Opdracht – Zet alles vanaf de regel met "quadrant-title: UNETHICAL BUT" tot en met de regel met "footer-attribution[interactable]: Made with" alsjeblieft om naar een Markdown-tabel met de kolommen Nummer en Regel. Geef elke regel een volgnummer en laat lege regels weg.

________________________________________

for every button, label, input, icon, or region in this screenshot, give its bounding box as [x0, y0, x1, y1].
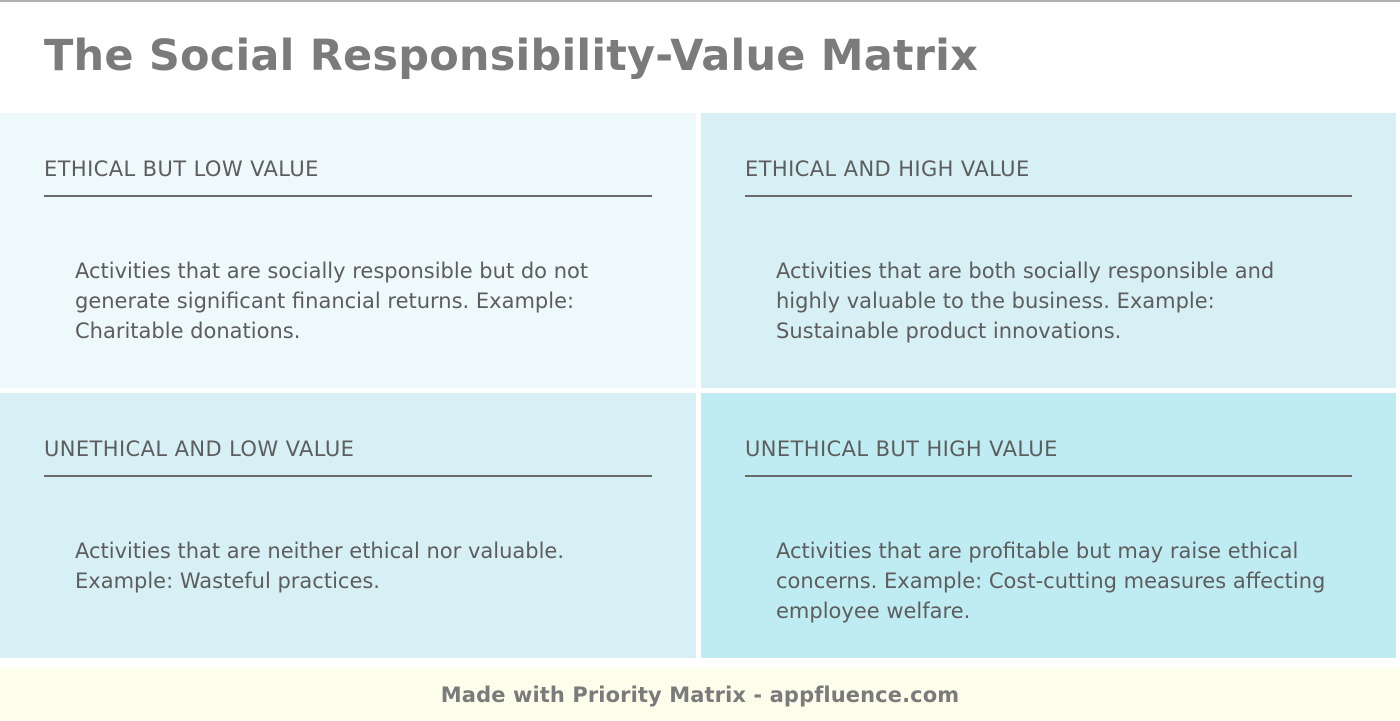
quadrant-title: UNETHICAL BUT HIGH VALUE — [745, 438, 1352, 477]
quadrant-matrix: ETHICAL BUT LOW VALUE Activities that ar… — [0, 113, 1400, 658]
footer-gap — [0, 658, 1400, 668]
quadrant-body: Activities that are neither ethical nor … — [75, 537, 635, 597]
footer-attribution[interactable]: Made with Priority Matrix - appfluence.c… — [441, 683, 959, 707]
quadrant-title: ETHICAL AND HIGH VALUE — [745, 158, 1352, 197]
quadrant-unethical-high-value[interactable]: UNETHICAL BUT HIGH VALUE Activities that… — [700, 392, 1400, 658]
quadrant-unethical-low-value[interactable]: UNETHICAL AND LOW VALUE Activities that … — [0, 392, 700, 658]
page-footer: Made with Priority Matrix - appfluence.c… — [0, 668, 1400, 721]
quadrant-title: UNETHICAL AND LOW VALUE — [44, 438, 652, 477]
quadrant-ethical-high-value[interactable]: ETHICAL AND HIGH VALUE Activities that a… — [700, 113, 1400, 392]
quadrant-ethical-low-value[interactable]: ETHICAL BUT LOW VALUE Activities that ar… — [0, 113, 700, 392]
top-border-rule — [0, 0, 1400, 2]
quadrant-body: Activities that are both socially respon… — [776, 257, 1336, 346]
quadrant-title: ETHICAL BUT LOW VALUE — [44, 158, 652, 197]
page-title: The Social Responsibility-Value Matrix — [44, 34, 978, 79]
matrix-page: The Social Responsibility-Value Matrix E… — [0, 0, 1400, 721]
quadrant-body: Activities that are socially responsible… — [75, 257, 635, 346]
quadrant-body: Activities that are profitable but may r… — [776, 537, 1336, 626]
page-header: The Social Responsibility-Value Matrix — [0, 0, 1400, 113]
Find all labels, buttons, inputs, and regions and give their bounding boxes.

________________________________________

Resultaat –
| Nummer | Regel |
|---|---|
| 1 | quadrant-title: UNETHICAL BUT HIGH VALUE — [745, 438, 1352, 477] |
| 2 | quadrant-matrix: ETHICAL BUT LOW VALUE Activities that ar… — [0, 113, 1400, 658] |
| 3 | footer-gap — [0, 658, 1400, 668] |
| 4 | quadrant-body: Activities that are neither ethical nor … — [75, 537, 635, 597] |
| 5 | footer-attribution[interactable]: Made with Priority Matrix - appfluence.c… — [441, 683, 959, 707] |